Exercise objective
Pick out the lines below that include the string "this".

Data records
>> Begin

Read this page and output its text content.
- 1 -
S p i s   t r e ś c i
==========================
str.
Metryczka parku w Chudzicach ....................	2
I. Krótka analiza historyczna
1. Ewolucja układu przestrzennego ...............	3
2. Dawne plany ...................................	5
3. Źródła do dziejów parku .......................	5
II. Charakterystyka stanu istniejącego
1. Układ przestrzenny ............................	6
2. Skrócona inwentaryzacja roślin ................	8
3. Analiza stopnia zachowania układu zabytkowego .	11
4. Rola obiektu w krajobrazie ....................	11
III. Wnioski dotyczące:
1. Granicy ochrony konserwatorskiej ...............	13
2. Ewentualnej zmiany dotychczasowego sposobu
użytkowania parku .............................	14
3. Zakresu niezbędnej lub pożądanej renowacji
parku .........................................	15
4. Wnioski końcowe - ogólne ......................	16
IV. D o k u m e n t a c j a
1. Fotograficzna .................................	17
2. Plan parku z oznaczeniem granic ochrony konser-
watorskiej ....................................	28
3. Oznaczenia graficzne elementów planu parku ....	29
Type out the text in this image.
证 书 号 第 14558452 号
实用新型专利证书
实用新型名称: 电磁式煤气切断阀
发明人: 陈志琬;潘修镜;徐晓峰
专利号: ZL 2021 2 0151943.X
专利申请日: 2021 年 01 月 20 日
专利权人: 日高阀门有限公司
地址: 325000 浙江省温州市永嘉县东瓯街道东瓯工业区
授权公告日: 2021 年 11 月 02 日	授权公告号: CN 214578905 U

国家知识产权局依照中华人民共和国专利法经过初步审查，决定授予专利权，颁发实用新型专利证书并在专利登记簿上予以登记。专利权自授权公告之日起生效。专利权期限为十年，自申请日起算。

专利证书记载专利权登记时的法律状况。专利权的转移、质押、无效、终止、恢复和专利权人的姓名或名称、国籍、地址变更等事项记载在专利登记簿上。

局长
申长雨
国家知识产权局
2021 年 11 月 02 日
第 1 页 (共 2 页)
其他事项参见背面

>> End

Written response
Read this page and output its text content.
Type out the text in this image.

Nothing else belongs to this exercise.